• [Work instructions]:
Without including any images, repeat the data exactly.

• [Recorded data]:
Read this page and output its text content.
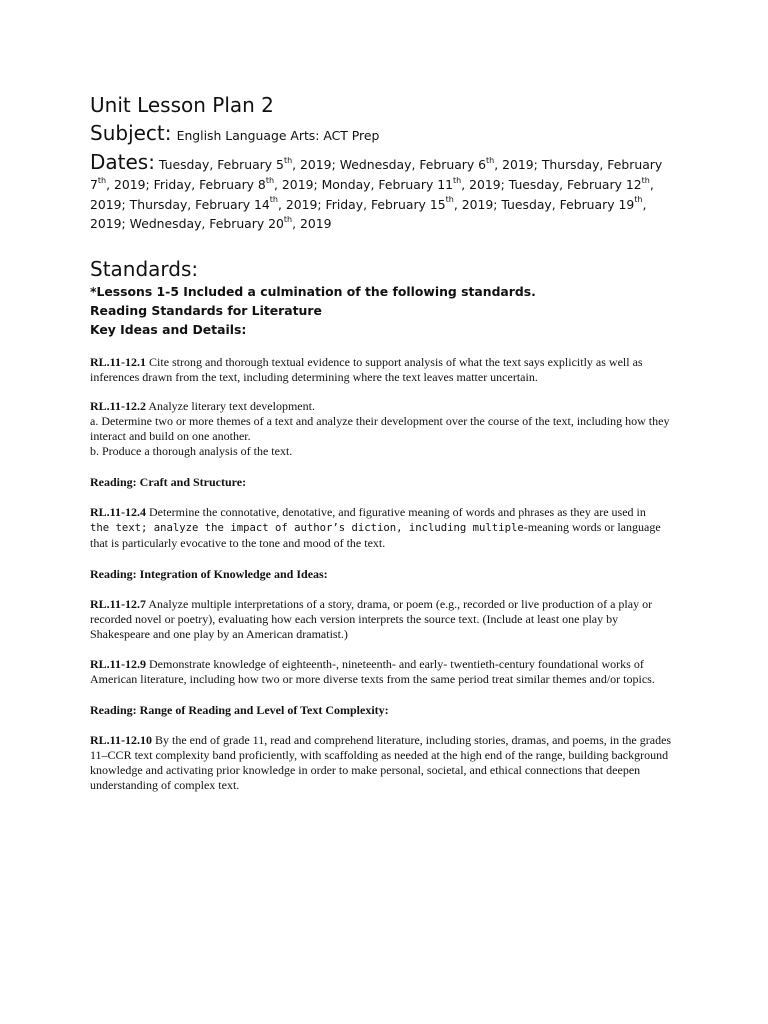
Unit Lesson Plan 2

Subject: English Language Arts: ACT Prep

Dates: Tuesday, February 5th, 2019; Wednesday, February 6th, 2019; Thursday, February 7th, 2019; Friday, February 8th, 2019; Monday, February 11th, 2019; Tuesday, February 12th, 2019; Thursday, February 14th, 2019; Friday, February 15th, 2019; Tuesday, February 19th, 2019; Wednesday, February 20th, 2019

Standards:

*Lessons 1-5 Included a culmination of the following standards.

Reading Standards for Literature

Key Ideas and Details:

RL.11-12.1 Cite strong and thorough textual evidence to support analysis of what the text says explicitly as well as inferences drawn from the text, including determining where the text leaves matter uncertain.

RL.11-12.2 Analyze literary text development.
a. Determine two or more themes of a text and analyze their development over the course of the text, including how they interact and build on one another.
b. Produce a thorough analysis of the text.

Reading: Craft and Structure:

RL.11-12.4 Determine the connotative, denotative, and figurative meaning of words and phrases as they are used in
the text; analyze the impact of author’s diction, including multiple-meaning words or language that is particularly evocative to the tone and mood of the text.

Reading: Integration of Knowledge and Ideas:

RL.11-12.7 Analyze multiple interpretations of a story, drama, or poem (e.g., recorded or live production of a play or recorded novel or poetry), evaluating how each version interprets the source text. (Include at least one play by Shakespeare and one play by an American dramatist.)

RL.11-12.9 Demonstrate knowledge of eighteenth-, nineteenth- and early- twentieth-century foundational works of American literature, including how two or more diverse texts from the same period treat similar themes and/or topics.

Reading: Range of Reading and Level of Text Complexity:

RL.11-12.10 By the end of grade 11, read and comprehend literature, including stories, dramas, and poems, in the grades 11–CCR text complexity band proficiently, with scaffolding as needed at the high end of the range, building background knowledge and activating prior knowledge in order to make personal, societal, and ethical connections that deepen understanding of complex text.
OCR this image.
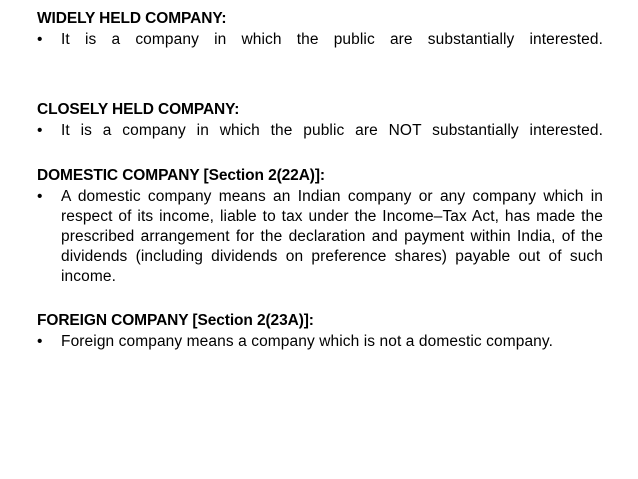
WIDELY HELD COMPANY:
•	It is a company in which the public are substantially interested.
CLOSELY HELD COMPANY:
•	It is a company in which the public are NOT substantially interested.
DOMESTIC COMPANY [Section 2(22A)]:
•	A domestic company means an Indian company or any company which in respect of its income, liable to tax under the Income–Tax Act, has made the prescribed arrangement for the declaration and payment within India, of the dividends (including dividends on preference shares) payable out of such income.
FOREIGN COMPANY [Section 2(23A)]:
•	Foreign company means a company which is not a domestic company.
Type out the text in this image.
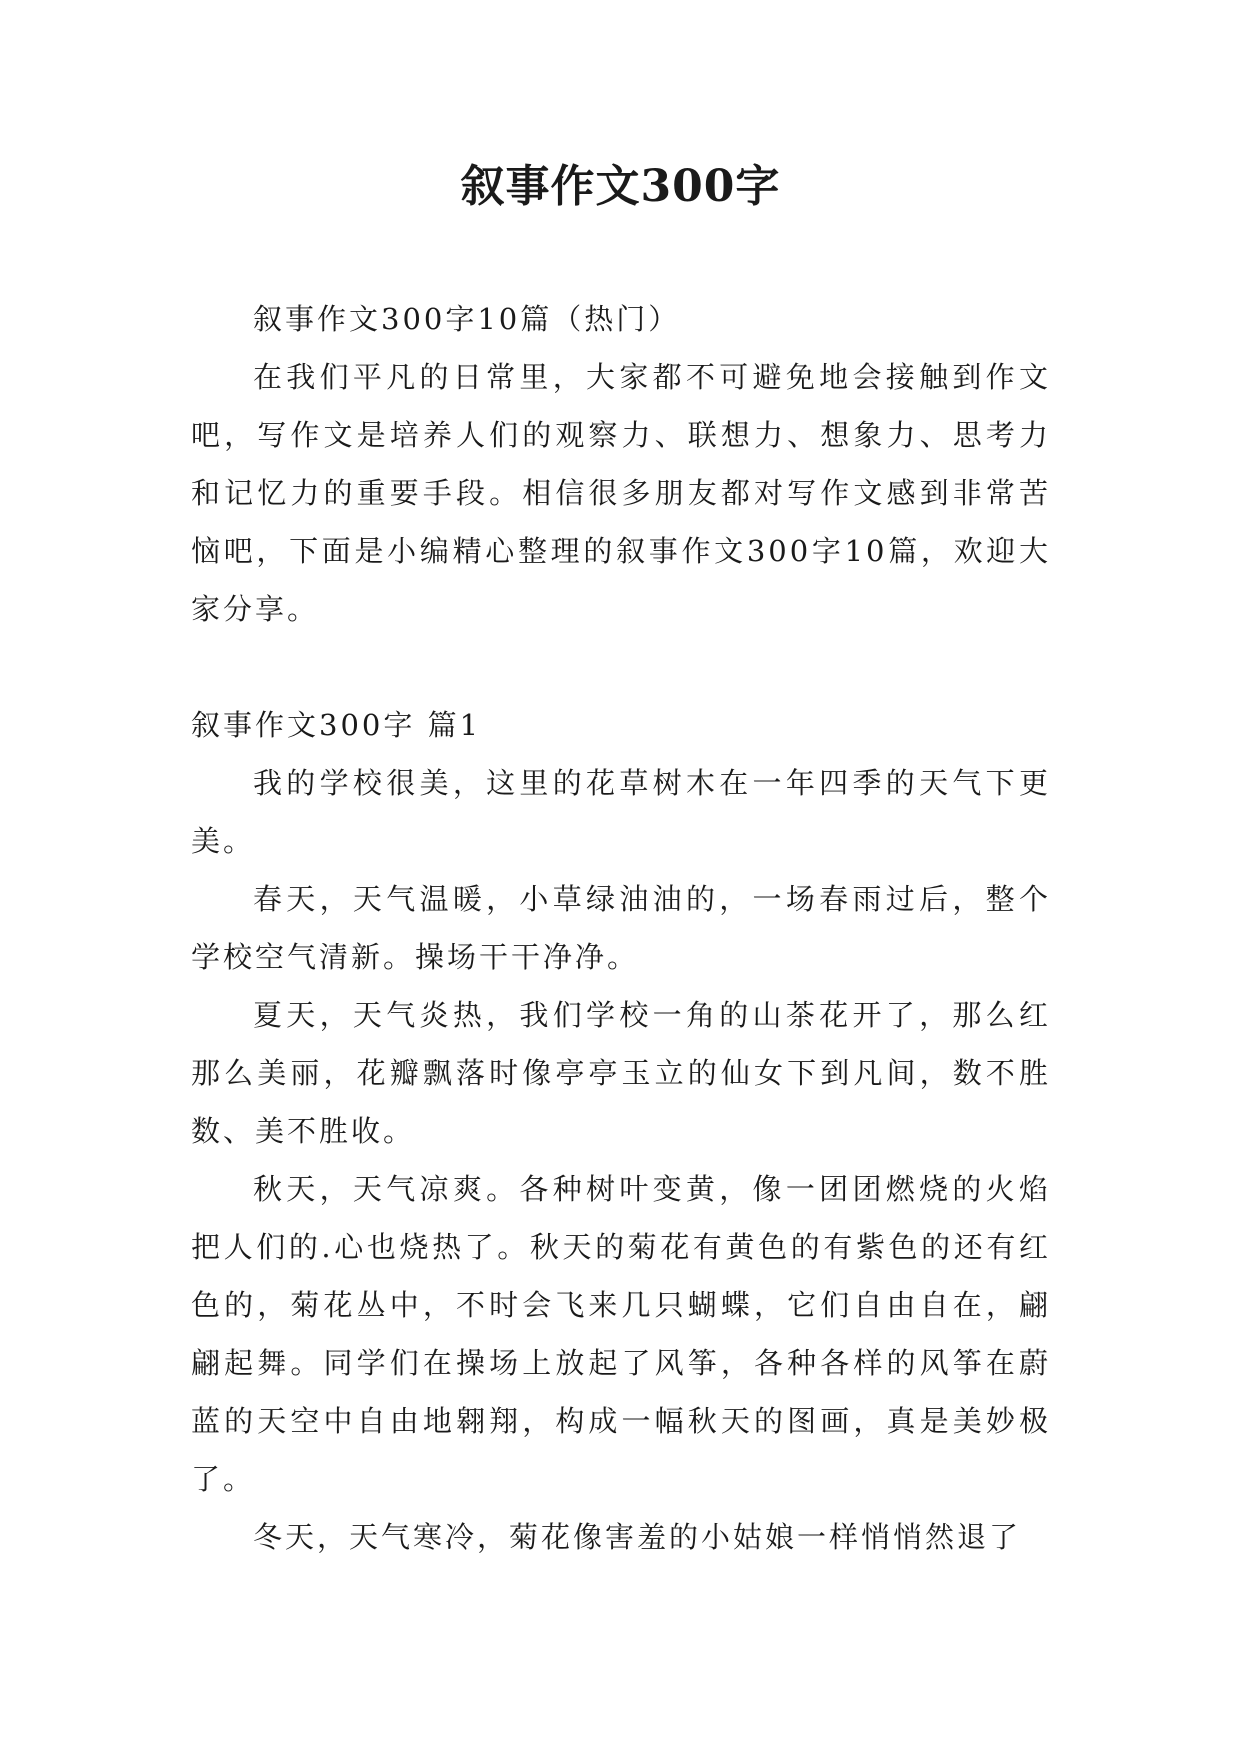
叙事作文300字

叙事作文300字10篇（热门）

在我们平凡的日常里，大家都不可避免地会接触到作文吧，写作文是培养人们的观察力、联想力、想象力、思考力和记忆力的重要手段。相信很多朋友都对写作文感到非常苦恼吧，下面是小编精心整理的叙事作文300字10篇，欢迎大家分享。

叙事作文300字 篇1

我的学校很美，这里的花草树木在一年四季的天气下更美。

春天，天气温暖，小草绿油油的，一场春雨过后，整个学校空气清新。操场干干净净。

夏天，天气炎热，我们学校一角的山茶花开了，那么红那么美丽，花瓣飘落时像亭亭玉立的仙女下到凡间，数不胜数、美不胜收。

秋天，天气凉爽。各种树叶变黄，像一团团燃烧的火焰把人们的.心也烧热了。秋天的菊花有黄色的有紫色的还有红色的，菊花丛中，不时会飞来几只蝴蝶，它们自由自在，翩翩起舞。同学们在操场上放起了风筝，各种各样的风筝在蔚蓝的天空中自由地翱翔，构成一幅秋天的图画，真是美妙极了。

冬天，天气寒冷，菊花像害羞的小姑娘一样悄悄然退了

• [Solution]:
Read this page and output its text content.
Unit Lesson Plan 2

Subject: English Language Arts: ACT Prep

Dates: Tuesday, February 5th, 2019; Wednesday, February 6th, 2019; Thursday, February 7th, 2019; Friday, February 8th, 2019; Monday, February 11th, 2019; Tuesday, February 12th, 2019; Thursday, February 14th, 2019; Friday, February 15th, 2019; Tuesday, February 19th, 2019; Wednesday, February 20th, 2019

Standards:

*Lessons 1-5 Included a culmination of the following standards.

Reading Standards for Literature

Key Ideas and Details:

RL.11-12.1 Cite strong and thorough textual evidence to support analysis of what the text says explicitly as well as inferences drawn from the text, including determining where the text leaves matter uncertain.

RL.11-12.2 Analyze literary text development.
a. Determine two or more themes of a text and analyze their development over the course of the text, including how they interact and build on one another.
b. Produce a thorough analysis of the text.

Reading: Craft and Structure:

RL.11-12.4 Determine the connotative, denotative, and figurative meaning of words and phrases as they are used in
the text; analyze the impact of author’s diction, including multiple-meaning words or language that is particularly evocative to the tone and mood of the text.

Reading: Integration of Knowledge and Ideas:

RL.11-12.7 Analyze multiple interpretations of a story, drama, or poem (e.g., recorded or live production of a play or recorded novel or poetry), evaluating how each version interprets the source text. (Include at least one play by Shakespeare and one play by an American dramatist.)

RL.11-12.9 Demonstrate knowledge of eighteenth-, nineteenth- and early- twentieth-century foundational works of American literature, including how two or more diverse texts from the same period treat similar themes and/or topics.

Reading: Range of Reading and Level of Text Complexity:

RL.11-12.10 By the end of grade 11, read and comprehend literature, including stories, dramas, and poems, in the grades 11–CCR text complexity band proficiently, with scaffolding as needed at the high end of the range, building background knowledge and activating prior knowledge in order to make personal, societal, and ethical connections that deepen understanding of complex text.
OCR this image.
WIDELY HELD COMPANY:
•	It is a company in which the public are substantially interested.
CLOSELY HELD COMPANY:
•	It is a company in which the public are NOT substantially interested.
DOMESTIC COMPANY [Section 2(22A)]:
•	A domestic company means an Indian company or any company which in respect of its income, liable to tax under the Income–Tax Act, has made the prescribed arrangement for the declaration and payment within India, of the dividends (including dividends on preference shares) payable out of such income.
FOREIGN COMPANY [Section 2(23A)]:
•	Foreign company means a company which is not a domestic company.
Type out the text in this image.
叙事作文300字

叙事作文300字10篇（热门）

在我们平凡的日常里，大家都不可避免地会接触到作文吧，写作文是培养人们的观察力、联想力、想象力、思考力和记忆力的重要手段。相信很多朋友都对写作文感到非常苦恼吧，下面是小编精心整理的叙事作文300字10篇，欢迎大家分享。

叙事作文300字 篇1

我的学校很美，这里的花草树木在一年四季的天气下更美。

春天，天气温暖，小草绿油油的，一场春雨过后，整个学校空气清新。操场干干净净。

夏天，天气炎热，我们学校一角的山茶花开了，那么红那么美丽，花瓣飘落时像亭亭玉立的仙女下到凡间，数不胜数、美不胜收。

秋天，天气凉爽。各种树叶变黄，像一团团燃烧的火焰把人们的.心也烧热了。秋天的菊花有黄色的有紫色的还有红色的，菊花丛中，不时会飞来几只蝴蝶，它们自由自在，翩翩起舞。同学们在操场上放起了风筝，各种各样的风筝在蔚蓝的天空中自由地翱翔，构成一幅秋天的图画，真是美妙极了。

冬天，天气寒冷，菊花像害羞的小姑娘一样悄悄然退了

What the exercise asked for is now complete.